REQUIRED WORK:
Duplicate every line of the rows below exactly as they appear, leaving out the pictures.
**** RECORDED DATA
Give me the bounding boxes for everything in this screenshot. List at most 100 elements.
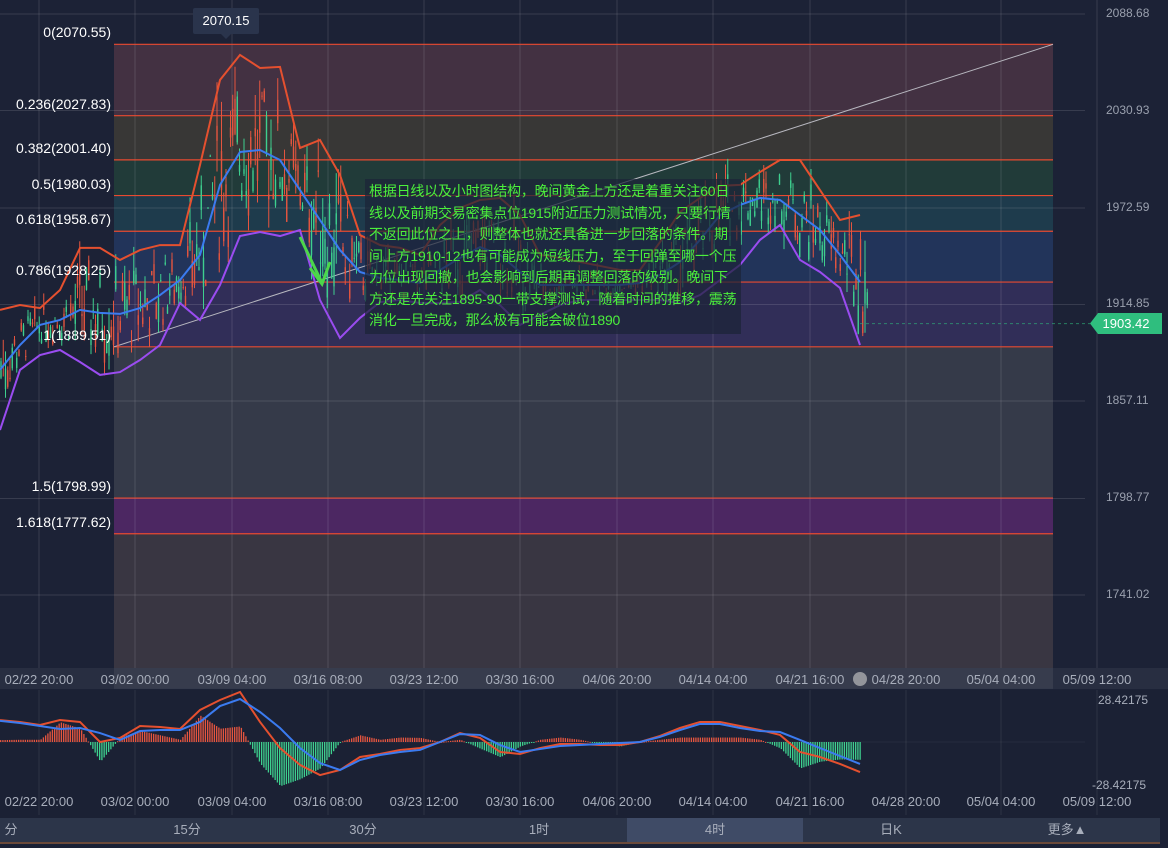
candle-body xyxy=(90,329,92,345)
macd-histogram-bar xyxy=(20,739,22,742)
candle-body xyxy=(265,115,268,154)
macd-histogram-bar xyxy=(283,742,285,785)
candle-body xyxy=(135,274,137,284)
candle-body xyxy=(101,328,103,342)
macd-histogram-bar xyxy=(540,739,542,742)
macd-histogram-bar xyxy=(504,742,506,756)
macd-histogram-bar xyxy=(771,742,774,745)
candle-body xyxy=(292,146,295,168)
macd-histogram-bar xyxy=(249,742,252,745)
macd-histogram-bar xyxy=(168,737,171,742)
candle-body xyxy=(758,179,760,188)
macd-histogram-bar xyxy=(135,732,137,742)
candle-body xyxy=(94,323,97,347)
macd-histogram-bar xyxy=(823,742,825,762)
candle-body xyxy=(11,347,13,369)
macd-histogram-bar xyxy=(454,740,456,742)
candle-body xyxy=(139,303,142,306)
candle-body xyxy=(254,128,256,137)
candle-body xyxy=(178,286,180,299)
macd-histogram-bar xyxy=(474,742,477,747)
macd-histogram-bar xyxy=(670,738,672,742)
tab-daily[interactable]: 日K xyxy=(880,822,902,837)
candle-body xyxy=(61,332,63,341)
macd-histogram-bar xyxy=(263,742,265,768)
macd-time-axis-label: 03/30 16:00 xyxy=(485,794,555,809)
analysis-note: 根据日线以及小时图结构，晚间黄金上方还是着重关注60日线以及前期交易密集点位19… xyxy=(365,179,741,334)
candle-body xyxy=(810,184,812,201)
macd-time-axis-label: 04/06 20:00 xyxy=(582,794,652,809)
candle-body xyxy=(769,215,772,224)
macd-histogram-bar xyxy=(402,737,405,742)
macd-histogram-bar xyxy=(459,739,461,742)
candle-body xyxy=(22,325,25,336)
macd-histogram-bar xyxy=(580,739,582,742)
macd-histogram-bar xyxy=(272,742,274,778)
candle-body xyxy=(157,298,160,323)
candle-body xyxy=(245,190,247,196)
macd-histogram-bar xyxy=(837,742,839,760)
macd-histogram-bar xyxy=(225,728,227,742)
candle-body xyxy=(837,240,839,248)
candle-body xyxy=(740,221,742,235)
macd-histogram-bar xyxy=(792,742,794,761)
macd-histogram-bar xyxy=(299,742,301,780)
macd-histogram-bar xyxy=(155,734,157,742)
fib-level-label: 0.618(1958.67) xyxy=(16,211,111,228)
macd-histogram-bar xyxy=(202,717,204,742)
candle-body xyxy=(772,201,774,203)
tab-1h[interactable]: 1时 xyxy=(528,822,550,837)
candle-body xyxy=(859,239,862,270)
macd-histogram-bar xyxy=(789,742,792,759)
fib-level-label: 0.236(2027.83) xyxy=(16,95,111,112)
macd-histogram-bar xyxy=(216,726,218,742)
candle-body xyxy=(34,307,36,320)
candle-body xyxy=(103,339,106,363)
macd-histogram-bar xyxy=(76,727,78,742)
********
SOLUTION TO THIS EXERCISE:
Give me the bounding boxes for everything in this screenshot. List at most 100 elements.
candle-body xyxy=(90,329,92,345)
macd-histogram-bar xyxy=(20,739,22,742)
candle-body xyxy=(265,115,268,154)
macd-histogram-bar xyxy=(283,742,285,785)
candle-body xyxy=(135,274,137,284)
candle-body xyxy=(101,328,103,342)
macd-histogram-bar xyxy=(540,739,542,742)
macd-histogram-bar xyxy=(504,742,506,756)
macd-histogram-bar xyxy=(771,742,774,745)
candle-body xyxy=(292,146,295,168)
macd-histogram-bar xyxy=(249,742,252,745)
macd-histogram-bar xyxy=(168,737,171,742)
candle-body xyxy=(758,179,760,188)
macd-histogram-bar xyxy=(135,732,137,742)
candle-body xyxy=(94,323,97,347)
macd-histogram-bar xyxy=(823,742,825,762)
candle-body xyxy=(11,347,13,369)
macd-histogram-bar xyxy=(454,740,456,742)
candle-body xyxy=(139,303,142,306)
candle-body xyxy=(254,128,256,137)
candle-body xyxy=(178,286,180,299)
macd-histogram-bar xyxy=(474,742,477,747)
macd-histogram-bar xyxy=(670,738,672,742)
tab-daily[interactable]: 日K xyxy=(880,822,902,837)
candle-body xyxy=(61,332,63,341)
macd-histogram-bar xyxy=(263,742,265,768)
macd-time-axis-label: 03/30 16:00 xyxy=(485,794,555,809)
analysis-note: 根据日线以及小时图结构，晚间黄金上方还是着重关注60日线以及前期交易密集点位19… xyxy=(365,179,741,334)
candle-body xyxy=(810,184,812,201)
macd-time-axis-label: 04/06 20:00 xyxy=(582,794,652,809)
candle-body xyxy=(769,215,772,224)
macd-histogram-bar xyxy=(402,737,405,742)
macd-histogram-bar xyxy=(459,739,461,742)
candle-body xyxy=(22,325,25,336)
macd-histogram-bar xyxy=(580,739,582,742)
macd-histogram-bar xyxy=(272,742,274,778)
candle-body xyxy=(157,298,160,323)
candle-body xyxy=(245,190,247,196)
macd-histogram-bar xyxy=(837,742,839,760)
macd-histogram-bar xyxy=(225,728,227,742)
candle-body xyxy=(837,240,839,248)
candle-body xyxy=(740,221,742,235)
macd-histogram-bar xyxy=(792,742,794,761)
macd-histogram-bar xyxy=(299,742,301,780)
macd-histogram-bar xyxy=(155,734,157,742)
fib-level-label: 0.618(1958.67) xyxy=(16,211,111,228)
macd-histogram-bar xyxy=(202,717,204,742)
candle-body xyxy=(772,201,774,203)
tab-1h[interactable]: 1时 xyxy=(528,822,550,837)
candle-body xyxy=(859,239,862,270)
macd-histogram-bar xyxy=(789,742,792,759)
fib-level-label: 0.236(2027.83) xyxy=(16,95,111,112)
macd-histogram-bar xyxy=(216,726,218,742)
candle-body xyxy=(34,307,36,320)
candle-body xyxy=(103,339,106,363)
macd-histogram-bar xyxy=(76,727,78,742)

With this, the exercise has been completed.